## Begin Extracted data

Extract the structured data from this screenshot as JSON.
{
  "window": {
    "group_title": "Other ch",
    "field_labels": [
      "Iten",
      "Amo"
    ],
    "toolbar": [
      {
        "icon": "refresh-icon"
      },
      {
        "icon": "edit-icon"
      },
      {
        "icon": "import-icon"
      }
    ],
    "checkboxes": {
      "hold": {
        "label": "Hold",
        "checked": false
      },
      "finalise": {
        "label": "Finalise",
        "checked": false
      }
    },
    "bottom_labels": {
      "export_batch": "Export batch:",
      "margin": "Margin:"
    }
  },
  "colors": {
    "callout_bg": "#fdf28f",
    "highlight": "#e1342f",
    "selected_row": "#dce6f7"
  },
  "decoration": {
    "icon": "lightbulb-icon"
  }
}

## End Extracted data
## Begin Extracted data

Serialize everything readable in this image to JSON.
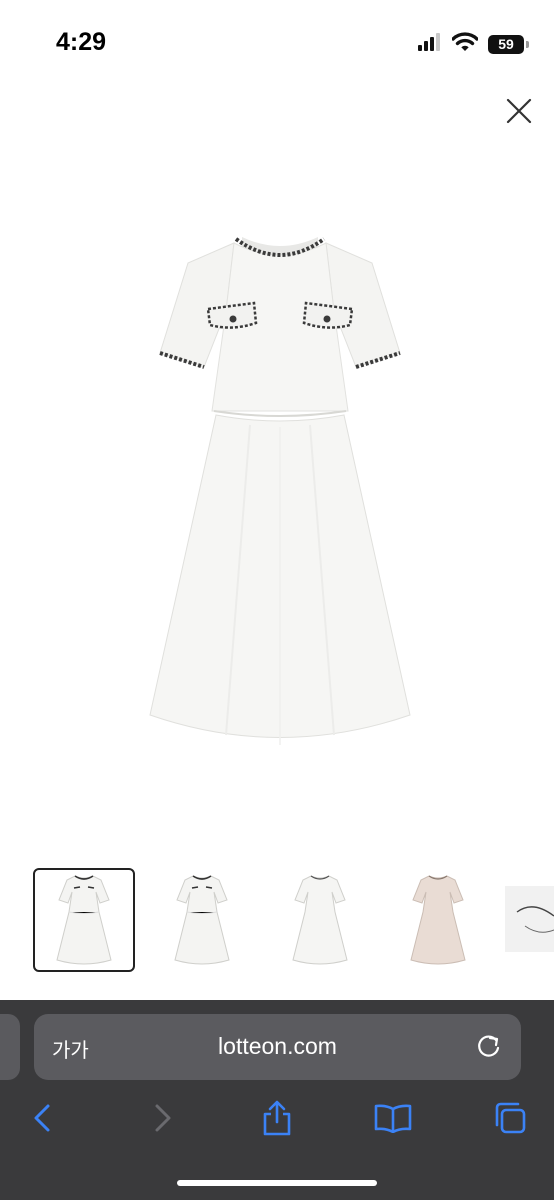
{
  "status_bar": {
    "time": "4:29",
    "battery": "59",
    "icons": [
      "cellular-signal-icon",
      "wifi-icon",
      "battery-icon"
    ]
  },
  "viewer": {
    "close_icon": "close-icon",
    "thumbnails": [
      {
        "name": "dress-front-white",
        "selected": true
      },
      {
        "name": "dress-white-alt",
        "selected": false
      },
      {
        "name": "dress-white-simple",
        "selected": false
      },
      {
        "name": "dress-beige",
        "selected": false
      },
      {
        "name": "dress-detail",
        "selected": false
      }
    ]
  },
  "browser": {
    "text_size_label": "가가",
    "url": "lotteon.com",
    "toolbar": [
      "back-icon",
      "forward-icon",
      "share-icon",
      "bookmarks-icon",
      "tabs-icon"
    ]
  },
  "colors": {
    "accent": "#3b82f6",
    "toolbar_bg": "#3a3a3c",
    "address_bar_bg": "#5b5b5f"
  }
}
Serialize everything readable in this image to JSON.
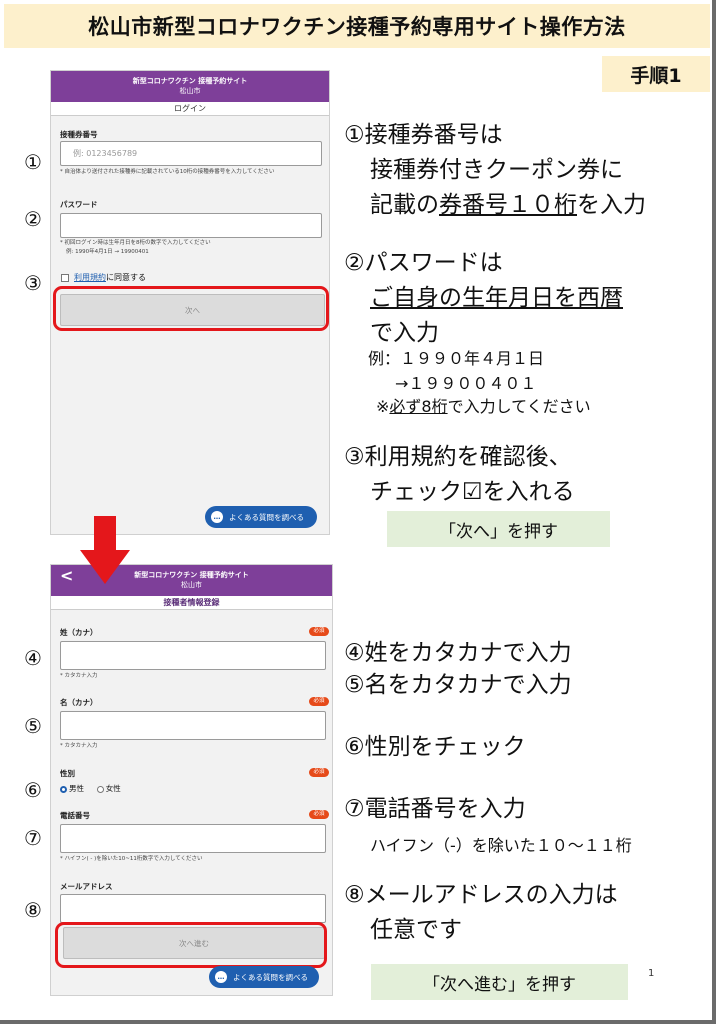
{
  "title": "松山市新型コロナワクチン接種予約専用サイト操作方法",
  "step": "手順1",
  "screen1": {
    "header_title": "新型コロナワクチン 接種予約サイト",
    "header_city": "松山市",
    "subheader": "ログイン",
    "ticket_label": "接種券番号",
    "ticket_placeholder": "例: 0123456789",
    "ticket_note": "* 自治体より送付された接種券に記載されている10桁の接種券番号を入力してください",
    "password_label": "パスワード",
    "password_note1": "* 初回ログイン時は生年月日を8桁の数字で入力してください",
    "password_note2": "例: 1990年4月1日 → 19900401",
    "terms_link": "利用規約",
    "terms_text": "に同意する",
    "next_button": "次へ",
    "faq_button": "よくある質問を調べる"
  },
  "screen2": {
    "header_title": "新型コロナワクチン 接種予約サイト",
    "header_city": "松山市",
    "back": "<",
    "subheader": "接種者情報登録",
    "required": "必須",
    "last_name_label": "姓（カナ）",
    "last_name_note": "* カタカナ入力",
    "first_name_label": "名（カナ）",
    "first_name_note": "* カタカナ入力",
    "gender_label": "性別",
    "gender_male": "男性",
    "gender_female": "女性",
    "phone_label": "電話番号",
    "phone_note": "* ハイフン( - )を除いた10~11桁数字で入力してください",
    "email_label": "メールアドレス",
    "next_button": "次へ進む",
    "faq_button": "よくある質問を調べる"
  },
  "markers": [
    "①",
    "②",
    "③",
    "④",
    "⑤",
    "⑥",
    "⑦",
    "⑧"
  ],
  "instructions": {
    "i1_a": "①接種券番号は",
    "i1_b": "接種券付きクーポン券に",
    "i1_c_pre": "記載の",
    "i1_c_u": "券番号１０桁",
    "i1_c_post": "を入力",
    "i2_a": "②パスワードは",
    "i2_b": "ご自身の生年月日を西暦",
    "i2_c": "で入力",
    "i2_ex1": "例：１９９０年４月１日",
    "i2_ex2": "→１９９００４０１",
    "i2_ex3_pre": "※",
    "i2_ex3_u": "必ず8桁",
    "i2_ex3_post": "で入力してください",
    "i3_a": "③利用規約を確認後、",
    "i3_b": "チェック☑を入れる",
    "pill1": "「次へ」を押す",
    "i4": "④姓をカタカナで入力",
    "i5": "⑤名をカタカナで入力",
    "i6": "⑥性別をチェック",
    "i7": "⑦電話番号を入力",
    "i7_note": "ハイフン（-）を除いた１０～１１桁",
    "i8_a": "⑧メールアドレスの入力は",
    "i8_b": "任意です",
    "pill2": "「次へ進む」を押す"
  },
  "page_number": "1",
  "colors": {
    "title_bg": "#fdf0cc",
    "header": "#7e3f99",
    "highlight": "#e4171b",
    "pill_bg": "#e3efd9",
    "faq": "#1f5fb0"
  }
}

## End Extracted data

- _What is being asked_:
Pick out each line containing "white" and report it.

- _Written solution_:
        "name": "dress-front-white",
        "name": "dress-white-alt",
        "name": "dress-white-simple",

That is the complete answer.